The answer is the set of lines that include "fill", copied from the data below.

■ ■ ■ ■ ■ ■ ■

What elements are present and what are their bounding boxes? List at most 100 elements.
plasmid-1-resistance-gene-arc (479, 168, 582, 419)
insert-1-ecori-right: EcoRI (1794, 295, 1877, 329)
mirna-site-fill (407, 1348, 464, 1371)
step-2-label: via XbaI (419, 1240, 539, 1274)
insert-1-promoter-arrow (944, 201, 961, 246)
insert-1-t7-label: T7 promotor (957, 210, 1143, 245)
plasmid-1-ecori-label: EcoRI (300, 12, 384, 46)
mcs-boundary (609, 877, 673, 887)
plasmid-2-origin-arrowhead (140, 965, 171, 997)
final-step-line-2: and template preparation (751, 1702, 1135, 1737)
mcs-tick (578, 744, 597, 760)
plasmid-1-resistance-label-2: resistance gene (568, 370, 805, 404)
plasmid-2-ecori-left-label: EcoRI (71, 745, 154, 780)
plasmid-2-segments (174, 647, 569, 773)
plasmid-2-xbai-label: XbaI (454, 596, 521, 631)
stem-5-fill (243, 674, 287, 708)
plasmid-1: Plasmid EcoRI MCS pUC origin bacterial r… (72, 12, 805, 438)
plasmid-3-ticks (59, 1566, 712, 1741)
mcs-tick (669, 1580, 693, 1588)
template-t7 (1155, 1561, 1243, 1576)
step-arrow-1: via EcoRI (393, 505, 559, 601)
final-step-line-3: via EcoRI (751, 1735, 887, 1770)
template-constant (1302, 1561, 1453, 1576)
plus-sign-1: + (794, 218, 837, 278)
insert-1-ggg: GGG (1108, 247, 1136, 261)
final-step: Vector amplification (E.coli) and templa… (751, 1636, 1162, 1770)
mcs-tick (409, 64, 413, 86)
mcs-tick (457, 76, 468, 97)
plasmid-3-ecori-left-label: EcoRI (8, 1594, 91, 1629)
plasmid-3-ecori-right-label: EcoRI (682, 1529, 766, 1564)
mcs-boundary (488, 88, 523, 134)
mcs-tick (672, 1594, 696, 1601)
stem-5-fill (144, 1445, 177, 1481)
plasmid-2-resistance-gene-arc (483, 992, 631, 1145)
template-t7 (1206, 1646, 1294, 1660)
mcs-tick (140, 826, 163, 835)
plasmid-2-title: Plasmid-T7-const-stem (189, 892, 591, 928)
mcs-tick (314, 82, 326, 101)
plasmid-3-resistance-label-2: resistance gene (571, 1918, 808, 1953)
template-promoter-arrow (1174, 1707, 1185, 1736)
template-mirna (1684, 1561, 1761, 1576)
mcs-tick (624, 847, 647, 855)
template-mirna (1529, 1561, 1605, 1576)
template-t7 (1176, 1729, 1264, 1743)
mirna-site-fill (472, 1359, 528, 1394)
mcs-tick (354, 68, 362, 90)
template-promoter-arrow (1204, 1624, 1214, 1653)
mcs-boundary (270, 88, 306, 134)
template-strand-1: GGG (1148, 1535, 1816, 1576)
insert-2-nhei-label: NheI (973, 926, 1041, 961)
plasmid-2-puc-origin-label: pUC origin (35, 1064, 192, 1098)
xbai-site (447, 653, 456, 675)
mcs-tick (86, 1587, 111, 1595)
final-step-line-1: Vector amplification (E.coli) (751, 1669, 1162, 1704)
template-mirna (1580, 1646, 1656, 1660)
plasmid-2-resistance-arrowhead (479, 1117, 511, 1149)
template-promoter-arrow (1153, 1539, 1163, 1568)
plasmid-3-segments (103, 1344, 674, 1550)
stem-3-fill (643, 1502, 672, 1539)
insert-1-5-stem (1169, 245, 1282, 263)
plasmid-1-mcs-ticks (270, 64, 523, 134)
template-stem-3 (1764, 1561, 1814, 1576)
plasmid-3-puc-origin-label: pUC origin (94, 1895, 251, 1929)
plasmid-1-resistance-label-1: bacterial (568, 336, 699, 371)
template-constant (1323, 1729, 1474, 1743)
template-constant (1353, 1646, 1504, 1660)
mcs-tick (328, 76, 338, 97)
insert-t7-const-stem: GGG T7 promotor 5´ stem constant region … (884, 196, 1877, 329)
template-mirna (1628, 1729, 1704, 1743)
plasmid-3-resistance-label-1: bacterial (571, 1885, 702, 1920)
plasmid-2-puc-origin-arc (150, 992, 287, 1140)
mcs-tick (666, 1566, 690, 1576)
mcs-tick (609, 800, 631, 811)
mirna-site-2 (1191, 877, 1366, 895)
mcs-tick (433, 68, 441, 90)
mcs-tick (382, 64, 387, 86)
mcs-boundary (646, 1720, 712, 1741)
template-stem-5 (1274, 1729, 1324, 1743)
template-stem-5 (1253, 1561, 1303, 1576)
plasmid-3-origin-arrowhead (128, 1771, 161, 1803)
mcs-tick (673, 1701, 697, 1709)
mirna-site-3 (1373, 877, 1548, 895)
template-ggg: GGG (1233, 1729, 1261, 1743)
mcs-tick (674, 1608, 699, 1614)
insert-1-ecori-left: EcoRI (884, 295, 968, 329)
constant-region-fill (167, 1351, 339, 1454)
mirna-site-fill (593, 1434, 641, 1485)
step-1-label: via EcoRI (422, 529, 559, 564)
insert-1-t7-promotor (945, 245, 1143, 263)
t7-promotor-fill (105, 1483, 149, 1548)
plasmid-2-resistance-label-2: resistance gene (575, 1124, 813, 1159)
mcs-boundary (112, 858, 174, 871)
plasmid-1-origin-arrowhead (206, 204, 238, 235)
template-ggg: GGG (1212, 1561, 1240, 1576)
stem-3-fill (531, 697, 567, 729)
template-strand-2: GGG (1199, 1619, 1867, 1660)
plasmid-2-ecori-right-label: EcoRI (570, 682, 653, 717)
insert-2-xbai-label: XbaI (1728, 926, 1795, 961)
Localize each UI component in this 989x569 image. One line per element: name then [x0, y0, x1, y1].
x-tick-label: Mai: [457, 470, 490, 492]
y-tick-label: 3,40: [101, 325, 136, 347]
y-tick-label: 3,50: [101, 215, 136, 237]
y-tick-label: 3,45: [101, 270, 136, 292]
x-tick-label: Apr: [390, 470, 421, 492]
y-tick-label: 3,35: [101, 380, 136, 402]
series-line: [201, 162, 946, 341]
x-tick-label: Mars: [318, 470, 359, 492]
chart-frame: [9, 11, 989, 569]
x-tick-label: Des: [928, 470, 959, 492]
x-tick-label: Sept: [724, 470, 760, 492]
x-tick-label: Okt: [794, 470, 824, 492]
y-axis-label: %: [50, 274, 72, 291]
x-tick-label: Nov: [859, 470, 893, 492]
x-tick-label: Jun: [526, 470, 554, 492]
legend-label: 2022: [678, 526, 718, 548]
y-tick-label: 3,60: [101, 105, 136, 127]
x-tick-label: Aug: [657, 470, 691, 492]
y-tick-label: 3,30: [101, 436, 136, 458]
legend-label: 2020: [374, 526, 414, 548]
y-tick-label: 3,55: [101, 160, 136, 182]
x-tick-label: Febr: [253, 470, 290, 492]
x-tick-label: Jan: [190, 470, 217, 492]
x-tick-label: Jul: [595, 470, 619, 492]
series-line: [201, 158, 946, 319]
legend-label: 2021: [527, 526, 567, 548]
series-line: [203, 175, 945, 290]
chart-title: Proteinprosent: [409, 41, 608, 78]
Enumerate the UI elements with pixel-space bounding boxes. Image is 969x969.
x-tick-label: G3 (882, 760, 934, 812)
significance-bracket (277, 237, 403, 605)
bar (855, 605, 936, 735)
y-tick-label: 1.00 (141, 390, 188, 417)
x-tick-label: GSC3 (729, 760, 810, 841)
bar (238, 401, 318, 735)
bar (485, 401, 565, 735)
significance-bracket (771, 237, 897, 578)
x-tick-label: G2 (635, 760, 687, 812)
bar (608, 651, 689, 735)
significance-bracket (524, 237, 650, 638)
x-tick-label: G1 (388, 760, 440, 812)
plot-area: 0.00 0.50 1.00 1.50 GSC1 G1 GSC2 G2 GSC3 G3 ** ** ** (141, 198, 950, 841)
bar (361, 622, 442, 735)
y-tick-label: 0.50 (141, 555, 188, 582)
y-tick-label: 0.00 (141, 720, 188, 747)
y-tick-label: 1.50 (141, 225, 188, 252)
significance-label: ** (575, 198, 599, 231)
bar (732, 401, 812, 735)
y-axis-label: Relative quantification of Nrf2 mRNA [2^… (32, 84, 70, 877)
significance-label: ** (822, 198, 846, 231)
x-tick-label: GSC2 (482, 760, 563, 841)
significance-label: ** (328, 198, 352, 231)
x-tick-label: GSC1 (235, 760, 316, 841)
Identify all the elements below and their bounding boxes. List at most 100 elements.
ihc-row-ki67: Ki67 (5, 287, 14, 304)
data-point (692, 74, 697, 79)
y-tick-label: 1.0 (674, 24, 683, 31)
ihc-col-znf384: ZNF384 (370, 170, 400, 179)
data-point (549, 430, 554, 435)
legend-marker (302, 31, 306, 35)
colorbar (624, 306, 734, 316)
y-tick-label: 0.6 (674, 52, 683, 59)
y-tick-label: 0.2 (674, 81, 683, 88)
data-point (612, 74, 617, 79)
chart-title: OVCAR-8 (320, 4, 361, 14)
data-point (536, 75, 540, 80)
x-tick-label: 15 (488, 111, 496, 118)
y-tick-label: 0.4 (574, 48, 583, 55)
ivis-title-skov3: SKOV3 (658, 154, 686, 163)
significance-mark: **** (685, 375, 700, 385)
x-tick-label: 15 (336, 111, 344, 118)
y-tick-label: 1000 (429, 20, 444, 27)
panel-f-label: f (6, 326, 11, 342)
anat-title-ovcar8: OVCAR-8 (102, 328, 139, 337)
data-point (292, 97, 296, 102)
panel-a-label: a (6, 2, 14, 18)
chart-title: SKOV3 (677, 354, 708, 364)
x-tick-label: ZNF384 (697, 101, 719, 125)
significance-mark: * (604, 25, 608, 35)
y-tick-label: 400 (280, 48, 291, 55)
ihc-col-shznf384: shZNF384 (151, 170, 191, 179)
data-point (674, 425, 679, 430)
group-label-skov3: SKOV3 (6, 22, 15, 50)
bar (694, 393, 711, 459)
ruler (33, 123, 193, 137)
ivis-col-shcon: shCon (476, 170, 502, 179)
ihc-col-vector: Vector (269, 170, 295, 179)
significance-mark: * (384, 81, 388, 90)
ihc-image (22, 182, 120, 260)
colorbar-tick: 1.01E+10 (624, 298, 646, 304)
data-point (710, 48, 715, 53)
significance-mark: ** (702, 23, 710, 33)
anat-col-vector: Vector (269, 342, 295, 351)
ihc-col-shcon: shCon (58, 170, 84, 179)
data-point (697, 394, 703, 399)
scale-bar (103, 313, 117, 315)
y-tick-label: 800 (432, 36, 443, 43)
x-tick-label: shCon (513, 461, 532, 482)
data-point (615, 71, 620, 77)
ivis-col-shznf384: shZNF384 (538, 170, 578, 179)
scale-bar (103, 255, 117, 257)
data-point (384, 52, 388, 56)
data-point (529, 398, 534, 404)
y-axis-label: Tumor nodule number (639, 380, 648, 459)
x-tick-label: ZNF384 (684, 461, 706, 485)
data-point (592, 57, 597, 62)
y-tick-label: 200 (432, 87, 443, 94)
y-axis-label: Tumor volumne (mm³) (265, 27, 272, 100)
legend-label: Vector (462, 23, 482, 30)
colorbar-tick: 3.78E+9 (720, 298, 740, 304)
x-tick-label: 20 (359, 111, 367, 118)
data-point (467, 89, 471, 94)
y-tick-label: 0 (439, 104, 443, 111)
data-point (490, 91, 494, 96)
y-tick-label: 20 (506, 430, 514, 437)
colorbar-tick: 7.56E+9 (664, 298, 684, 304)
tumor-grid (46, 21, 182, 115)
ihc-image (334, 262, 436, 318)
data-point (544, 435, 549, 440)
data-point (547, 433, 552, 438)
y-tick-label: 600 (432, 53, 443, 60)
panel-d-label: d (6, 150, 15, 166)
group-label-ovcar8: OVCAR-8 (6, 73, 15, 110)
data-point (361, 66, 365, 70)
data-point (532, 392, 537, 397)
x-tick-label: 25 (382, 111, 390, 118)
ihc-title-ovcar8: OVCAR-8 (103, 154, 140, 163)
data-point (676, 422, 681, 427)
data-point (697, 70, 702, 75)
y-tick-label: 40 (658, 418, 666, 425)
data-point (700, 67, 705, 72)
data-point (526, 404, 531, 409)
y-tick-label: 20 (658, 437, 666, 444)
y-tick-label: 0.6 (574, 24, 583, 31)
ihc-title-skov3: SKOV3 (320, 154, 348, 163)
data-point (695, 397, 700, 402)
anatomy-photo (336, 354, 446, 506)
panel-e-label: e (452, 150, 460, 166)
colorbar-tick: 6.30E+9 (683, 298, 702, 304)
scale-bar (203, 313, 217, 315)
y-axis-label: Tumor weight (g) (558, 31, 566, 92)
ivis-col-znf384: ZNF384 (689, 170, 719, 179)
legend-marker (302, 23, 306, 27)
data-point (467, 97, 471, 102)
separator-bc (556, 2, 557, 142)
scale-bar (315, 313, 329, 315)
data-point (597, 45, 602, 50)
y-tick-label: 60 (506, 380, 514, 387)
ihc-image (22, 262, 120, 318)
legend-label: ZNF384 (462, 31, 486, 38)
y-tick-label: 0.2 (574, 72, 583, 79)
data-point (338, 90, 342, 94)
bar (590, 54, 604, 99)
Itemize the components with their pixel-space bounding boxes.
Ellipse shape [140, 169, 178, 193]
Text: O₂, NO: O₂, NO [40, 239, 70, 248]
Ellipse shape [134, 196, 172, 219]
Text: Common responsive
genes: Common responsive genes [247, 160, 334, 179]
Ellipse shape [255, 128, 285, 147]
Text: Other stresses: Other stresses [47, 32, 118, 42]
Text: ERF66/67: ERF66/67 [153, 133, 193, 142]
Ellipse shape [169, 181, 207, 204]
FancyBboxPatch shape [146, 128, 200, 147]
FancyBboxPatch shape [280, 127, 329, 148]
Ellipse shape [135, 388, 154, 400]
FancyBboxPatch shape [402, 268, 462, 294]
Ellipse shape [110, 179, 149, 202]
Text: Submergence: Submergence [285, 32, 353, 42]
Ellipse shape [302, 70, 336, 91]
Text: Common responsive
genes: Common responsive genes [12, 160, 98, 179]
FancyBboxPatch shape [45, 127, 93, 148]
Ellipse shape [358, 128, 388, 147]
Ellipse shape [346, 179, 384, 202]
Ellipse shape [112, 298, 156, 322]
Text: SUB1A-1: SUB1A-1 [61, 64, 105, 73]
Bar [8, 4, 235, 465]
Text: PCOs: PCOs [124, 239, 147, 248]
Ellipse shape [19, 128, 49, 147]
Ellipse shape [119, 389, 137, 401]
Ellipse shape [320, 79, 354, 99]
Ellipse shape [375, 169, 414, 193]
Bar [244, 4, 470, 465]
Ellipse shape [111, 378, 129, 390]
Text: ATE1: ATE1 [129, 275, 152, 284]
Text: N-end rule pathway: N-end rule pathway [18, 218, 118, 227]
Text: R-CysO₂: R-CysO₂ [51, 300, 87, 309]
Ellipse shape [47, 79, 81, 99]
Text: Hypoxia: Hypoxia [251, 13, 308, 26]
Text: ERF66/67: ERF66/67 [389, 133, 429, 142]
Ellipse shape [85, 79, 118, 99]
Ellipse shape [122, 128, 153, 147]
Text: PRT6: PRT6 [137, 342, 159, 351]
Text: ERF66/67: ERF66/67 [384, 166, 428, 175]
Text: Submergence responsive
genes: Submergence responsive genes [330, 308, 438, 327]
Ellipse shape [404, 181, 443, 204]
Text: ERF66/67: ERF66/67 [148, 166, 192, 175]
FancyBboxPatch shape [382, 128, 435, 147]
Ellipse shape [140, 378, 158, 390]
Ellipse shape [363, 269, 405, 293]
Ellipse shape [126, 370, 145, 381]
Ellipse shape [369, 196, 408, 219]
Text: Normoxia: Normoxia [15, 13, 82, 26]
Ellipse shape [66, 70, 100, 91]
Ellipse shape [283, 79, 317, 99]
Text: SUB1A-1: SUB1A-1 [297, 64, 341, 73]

■ ■ ■ ■ ■ ■ ■

**Answer below**
mirna-site-fill (407, 1348, 464, 1371)
stem-5-fill (243, 674, 287, 708)
stem-5-fill (144, 1445, 177, 1481)
mirna-site-fill (472, 1359, 528, 1394)
stem-3-fill (643, 1502, 672, 1539)
constant-region-fill (167, 1351, 339, 1454)
mirna-site-fill (593, 1434, 641, 1485)
t7-promotor-fill (105, 1483, 149, 1548)
stem-3-fill (531, 697, 567, 729)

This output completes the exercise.